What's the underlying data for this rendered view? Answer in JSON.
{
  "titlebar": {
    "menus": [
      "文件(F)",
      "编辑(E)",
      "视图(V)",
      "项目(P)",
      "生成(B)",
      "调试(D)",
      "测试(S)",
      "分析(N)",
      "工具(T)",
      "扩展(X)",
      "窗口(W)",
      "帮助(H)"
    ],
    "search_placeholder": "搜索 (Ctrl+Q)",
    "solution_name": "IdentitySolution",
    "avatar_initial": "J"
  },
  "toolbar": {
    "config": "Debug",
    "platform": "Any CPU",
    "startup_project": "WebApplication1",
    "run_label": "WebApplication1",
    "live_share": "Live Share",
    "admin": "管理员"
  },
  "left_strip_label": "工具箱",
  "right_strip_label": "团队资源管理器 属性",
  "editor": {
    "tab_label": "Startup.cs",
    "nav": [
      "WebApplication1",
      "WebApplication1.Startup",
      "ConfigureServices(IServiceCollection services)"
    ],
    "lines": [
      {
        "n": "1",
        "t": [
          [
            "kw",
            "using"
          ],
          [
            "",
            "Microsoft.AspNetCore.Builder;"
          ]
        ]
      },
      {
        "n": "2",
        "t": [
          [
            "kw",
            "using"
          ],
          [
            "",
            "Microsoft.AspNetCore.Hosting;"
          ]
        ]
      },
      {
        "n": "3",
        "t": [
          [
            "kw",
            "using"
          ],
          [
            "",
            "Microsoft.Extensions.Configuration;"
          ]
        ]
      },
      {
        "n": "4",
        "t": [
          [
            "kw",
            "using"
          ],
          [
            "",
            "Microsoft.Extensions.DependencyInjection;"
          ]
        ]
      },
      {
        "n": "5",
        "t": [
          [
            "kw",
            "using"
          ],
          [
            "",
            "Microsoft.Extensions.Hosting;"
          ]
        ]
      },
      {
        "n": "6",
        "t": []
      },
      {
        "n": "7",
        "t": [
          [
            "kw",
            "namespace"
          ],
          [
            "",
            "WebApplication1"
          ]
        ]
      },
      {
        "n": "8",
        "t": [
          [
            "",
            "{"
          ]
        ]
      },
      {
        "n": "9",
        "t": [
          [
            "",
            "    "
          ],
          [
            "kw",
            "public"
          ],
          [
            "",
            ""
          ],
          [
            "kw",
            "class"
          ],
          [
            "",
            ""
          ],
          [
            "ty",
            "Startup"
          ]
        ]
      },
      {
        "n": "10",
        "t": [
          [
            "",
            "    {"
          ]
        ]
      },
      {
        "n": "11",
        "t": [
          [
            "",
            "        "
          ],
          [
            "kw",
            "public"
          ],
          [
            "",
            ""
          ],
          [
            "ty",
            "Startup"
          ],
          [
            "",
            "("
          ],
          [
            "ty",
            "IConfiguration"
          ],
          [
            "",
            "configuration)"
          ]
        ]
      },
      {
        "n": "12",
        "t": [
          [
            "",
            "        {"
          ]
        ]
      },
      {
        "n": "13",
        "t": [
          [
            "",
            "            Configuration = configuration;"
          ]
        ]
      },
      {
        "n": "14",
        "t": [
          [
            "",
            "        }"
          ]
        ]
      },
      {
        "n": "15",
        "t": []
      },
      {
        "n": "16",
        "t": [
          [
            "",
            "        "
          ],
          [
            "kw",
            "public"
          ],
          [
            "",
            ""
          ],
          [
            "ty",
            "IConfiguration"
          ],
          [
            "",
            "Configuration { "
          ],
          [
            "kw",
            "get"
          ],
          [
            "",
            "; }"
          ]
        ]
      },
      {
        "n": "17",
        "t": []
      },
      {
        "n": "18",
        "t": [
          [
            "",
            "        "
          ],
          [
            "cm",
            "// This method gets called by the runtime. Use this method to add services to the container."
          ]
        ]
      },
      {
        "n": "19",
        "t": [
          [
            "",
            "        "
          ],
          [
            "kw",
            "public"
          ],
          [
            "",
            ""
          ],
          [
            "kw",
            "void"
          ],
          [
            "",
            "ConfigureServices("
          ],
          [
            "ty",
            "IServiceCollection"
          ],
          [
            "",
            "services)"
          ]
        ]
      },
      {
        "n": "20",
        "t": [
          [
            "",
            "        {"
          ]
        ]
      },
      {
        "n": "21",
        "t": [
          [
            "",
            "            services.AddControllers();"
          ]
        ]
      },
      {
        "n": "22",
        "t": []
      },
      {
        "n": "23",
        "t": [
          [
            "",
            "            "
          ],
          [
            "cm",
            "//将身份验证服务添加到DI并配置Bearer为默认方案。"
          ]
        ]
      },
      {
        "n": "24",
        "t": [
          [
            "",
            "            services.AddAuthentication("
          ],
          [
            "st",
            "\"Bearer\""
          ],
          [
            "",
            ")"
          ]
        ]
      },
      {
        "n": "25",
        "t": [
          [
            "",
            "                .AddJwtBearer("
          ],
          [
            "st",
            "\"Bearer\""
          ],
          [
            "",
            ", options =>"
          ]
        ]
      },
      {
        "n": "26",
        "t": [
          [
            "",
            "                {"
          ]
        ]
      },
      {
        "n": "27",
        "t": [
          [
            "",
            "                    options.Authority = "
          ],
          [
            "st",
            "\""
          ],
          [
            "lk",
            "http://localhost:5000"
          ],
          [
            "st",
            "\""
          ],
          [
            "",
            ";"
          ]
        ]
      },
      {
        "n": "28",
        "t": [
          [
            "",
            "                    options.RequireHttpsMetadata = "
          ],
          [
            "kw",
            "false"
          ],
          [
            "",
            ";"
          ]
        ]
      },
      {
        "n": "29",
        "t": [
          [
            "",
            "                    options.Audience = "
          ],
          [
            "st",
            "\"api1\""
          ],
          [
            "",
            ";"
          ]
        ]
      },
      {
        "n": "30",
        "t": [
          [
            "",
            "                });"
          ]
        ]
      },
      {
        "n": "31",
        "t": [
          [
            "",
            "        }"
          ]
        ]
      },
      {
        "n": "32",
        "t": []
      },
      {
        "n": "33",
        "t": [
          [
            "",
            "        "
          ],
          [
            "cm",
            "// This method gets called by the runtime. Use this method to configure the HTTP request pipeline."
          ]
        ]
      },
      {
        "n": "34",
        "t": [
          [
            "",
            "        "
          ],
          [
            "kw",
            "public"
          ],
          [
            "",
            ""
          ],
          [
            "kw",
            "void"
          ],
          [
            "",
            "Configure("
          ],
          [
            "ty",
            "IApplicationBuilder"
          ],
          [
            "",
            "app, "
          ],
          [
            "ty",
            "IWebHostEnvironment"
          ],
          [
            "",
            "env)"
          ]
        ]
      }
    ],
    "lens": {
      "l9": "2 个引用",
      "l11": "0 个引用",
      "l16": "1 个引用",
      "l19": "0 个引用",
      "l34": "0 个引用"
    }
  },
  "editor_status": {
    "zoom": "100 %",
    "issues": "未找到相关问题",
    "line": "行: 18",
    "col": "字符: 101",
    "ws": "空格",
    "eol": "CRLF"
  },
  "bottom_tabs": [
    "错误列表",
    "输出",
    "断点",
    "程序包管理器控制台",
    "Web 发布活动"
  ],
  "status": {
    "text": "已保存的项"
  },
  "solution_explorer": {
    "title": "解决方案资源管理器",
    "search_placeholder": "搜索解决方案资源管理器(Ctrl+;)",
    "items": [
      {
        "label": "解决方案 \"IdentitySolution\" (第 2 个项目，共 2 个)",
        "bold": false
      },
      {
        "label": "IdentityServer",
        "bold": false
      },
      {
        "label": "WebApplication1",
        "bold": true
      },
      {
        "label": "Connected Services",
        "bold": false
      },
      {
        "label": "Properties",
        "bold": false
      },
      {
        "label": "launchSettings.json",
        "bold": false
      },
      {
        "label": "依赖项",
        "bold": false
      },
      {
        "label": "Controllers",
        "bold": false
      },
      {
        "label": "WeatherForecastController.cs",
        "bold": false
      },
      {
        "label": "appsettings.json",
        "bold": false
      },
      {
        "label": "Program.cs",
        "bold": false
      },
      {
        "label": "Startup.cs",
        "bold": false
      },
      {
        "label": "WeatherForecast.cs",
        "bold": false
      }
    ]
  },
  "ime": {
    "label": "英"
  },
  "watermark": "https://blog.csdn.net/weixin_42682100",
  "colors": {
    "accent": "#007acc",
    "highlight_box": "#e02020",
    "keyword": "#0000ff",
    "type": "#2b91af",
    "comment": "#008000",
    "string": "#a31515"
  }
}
+ + +
Copy each line from the data above that includes "runtime".

            "// This method gets called by the runtime. Use this method to add services to the container."
            "// This method gets called by the runtime. Use this method to configure the HTTP request pipeline."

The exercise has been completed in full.